__EXERCISE AIM__: Output every record word for word.

__Stored entries__:
◆ ◆ ◆ ◆ ◆ ◆ ◆

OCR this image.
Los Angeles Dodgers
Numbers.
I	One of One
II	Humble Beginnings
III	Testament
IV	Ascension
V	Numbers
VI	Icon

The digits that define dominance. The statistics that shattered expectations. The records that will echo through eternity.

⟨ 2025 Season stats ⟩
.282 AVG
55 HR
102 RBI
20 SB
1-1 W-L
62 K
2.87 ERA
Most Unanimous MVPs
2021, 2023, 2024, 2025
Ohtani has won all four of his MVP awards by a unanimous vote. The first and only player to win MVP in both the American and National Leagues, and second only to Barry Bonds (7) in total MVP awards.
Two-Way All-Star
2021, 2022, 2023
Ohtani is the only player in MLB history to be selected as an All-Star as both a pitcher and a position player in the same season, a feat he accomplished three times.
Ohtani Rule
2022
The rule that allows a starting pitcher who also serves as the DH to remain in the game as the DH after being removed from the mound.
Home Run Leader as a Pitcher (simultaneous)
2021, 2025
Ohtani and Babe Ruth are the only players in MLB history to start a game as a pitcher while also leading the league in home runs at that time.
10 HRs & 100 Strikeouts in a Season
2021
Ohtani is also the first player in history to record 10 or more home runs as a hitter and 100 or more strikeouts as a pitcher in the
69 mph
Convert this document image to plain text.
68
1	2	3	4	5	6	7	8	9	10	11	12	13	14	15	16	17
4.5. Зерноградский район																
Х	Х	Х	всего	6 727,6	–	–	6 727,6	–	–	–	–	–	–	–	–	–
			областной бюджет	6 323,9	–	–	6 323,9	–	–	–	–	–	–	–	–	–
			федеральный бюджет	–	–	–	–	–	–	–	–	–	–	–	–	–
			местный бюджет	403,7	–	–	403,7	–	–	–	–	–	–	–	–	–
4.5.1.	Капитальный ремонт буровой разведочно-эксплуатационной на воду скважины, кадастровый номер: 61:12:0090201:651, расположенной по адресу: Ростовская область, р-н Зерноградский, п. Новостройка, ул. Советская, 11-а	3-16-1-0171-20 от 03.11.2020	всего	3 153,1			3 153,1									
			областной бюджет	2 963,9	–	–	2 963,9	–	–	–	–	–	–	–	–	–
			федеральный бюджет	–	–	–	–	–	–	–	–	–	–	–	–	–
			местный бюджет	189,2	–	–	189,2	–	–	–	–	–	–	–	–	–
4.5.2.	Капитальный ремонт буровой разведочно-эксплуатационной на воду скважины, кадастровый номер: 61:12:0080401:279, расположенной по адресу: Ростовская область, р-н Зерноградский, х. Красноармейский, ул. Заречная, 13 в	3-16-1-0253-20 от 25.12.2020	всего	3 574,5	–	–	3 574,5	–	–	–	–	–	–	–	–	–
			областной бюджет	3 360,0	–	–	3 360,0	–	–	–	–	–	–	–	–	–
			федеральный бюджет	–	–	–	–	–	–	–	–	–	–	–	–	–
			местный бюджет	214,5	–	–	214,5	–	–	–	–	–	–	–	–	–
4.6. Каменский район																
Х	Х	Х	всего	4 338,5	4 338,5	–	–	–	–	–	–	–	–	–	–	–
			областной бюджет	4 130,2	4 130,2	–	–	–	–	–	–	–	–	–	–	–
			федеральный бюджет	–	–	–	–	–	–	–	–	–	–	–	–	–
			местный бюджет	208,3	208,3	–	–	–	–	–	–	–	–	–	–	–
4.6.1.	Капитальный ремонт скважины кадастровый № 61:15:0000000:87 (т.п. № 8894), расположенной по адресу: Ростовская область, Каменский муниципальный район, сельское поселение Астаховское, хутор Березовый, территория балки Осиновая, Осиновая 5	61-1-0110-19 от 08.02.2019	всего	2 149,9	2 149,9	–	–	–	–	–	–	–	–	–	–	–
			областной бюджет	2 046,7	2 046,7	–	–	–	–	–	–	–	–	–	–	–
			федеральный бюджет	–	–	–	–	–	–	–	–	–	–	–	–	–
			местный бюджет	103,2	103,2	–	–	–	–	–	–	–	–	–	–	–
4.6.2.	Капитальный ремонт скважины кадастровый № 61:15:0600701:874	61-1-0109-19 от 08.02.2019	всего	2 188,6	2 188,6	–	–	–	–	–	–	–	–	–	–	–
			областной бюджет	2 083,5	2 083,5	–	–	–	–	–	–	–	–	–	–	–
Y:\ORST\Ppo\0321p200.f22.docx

◆ ◆ ◆ ◆ ◆ ◆ ◆

__FULL ANSWER__:
OCR this image.
Los Angeles Dodgers
Numbers.
I	One of One
II	Humble Beginnings
III	Testament
IV	Ascension
V	Numbers
VI	Icon

The digits that define dominance. The statistics that shattered expectations. The records that will echo through eternity.

⟨ 2025 Season stats ⟩
.282 AVG
55 HR
102 RBI
20 SB
1-1 W-L
62 K
2.87 ERA
Most Unanimous MVPs
2021, 2023, 2024, 2025
Ohtani has won all four of his MVP awards by a unanimous vote. The first and only player to win MVP in both the American and National Leagues, and second only to Barry Bonds (7) in total MVP awards.
Two-Way All-Star
2021, 2022, 2023
Ohtani is the only player in MLB history to be selected as an All-Star as both a pitcher and a position player in the same season, a feat he accomplished three times.
Ohtani Rule
2022
The rule that allows a starting pitcher who also serves as the DH to remain in the game as the DH after being removed from the mound.
Home Run Leader as a Pitcher (simultaneous)
2021, 2025
Ohtani and Babe Ruth are the only players in MLB history to start a game as a pitcher while also leading the league in home runs at that time.
10 HRs & 100 Strikeouts in a Season
2021
Ohtani is also the first player in history to record 10 or more home runs as a hitter and 100 or more strikeouts as a pitcher in the
69 mph
Convert this document image to plain text.
68
1	2	3	4	5	6	7	8	9	10	11	12	13	14	15	16	17
4.5. Зерноградский район																
Х	Х	Х	всего	6 727,6	–	–	6 727,6	–	–	–	–	–	–	–	–	–
			областной бюджет	6 323,9	–	–	6 323,9	–	–	–	–	–	–	–	–	–
			федеральный бюджет	–	–	–	–	–	–	–	–	–	–	–	–	–
			местный бюджет	403,7	–	–	403,7	–	–	–	–	–	–	–	–	–
4.5.1.	Капитальный ремонт буровой разведочно-эксплуатационной на воду скважины, кадастровый номер: 61:12:0090201:651, расположенной по адресу: Ростовская область, р-н Зерноградский, п. Новостройка, ул. Советская, 11-а	3-16-1-0171-20 от 03.11.2020	всего	3 153,1			3 153,1									
			областной бюджет	2 963,9	–	–	2 963,9	–	–	–	–	–	–	–	–	–
			федеральный бюджет	–	–	–	–	–	–	–	–	–	–	–	–	–
			местный бюджет	189,2	–	–	189,2	–	–	–	–	–	–	–	–	–
4.5.2.	Капитальный ремонт буровой разведочно-эксплуатационной на воду скважины, кадастровый номер: 61:12:0080401:279, расположенной по адресу: Ростовская область, р-н Зерноградский, х. Красноармейский, ул. Заречная, 13 в	3-16-1-0253-20 от 25.12.2020	всего	3 574,5	–	–	3 574,5	–	–	–	–	–	–	–	–	–
			областной бюджет	3 360,0	–	–	3 360,0	–	–	–	–	–	–	–	–	–
			федеральный бюджет	–	–	–	–	–	–	–	–	–	–	–	–	–
			местный бюджет	214,5	–	–	214,5	–	–	–	–	–	–	–	–	–
4.6. Каменский район																
Х	Х	Х	всего	4 338,5	4 338,5	–	–	–	–	–	–	–	–	–	–	–
			областной бюджет	4 130,2	4 130,2	–	–	–	–	–	–	–	–	–	–	–
			федеральный бюджет	–	–	–	–	–	–	–	–	–	–	–	–	–
			местный бюджет	208,3	208,3	–	–	–	–	–	–	–	–	–	–	–
4.6.1.	Капитальный ремонт скважины кадастровый № 61:15:0000000:87 (т.п. № 8894), расположенной по адресу: Ростовская область, Каменский муниципальный район, сельское поселение Астаховское, хутор Березовый, территория балки Осиновая, Осиновая 5	61-1-0110-19 от 08.02.2019	всего	2 149,9	2 149,9	–	–	–	–	–	–	–	–	–	–	–
			областной бюджет	2 046,7	2 046,7	–	–	–	–	–	–	–	–	–	–	–
			федеральный бюджет	–	–	–	–	–	–	–	–	–	–	–	–	–
			местный бюджет	103,2	103,2	–	–	–	–	–	–	–	–	–	–	–
4.6.2.	Капитальный ремонт скважины кадастровый № 61:15:0600701:874	61-1-0109-19 от 08.02.2019	всего	2 188,6	2 188,6	–	–	–	–	–	–	–	–	–	–	–
			областной бюджет	2 083,5	2 083,5	–	–	–	–	–	–	–	–	–	–	–
Y:\ORST\Ppo\0321p200.f22.docx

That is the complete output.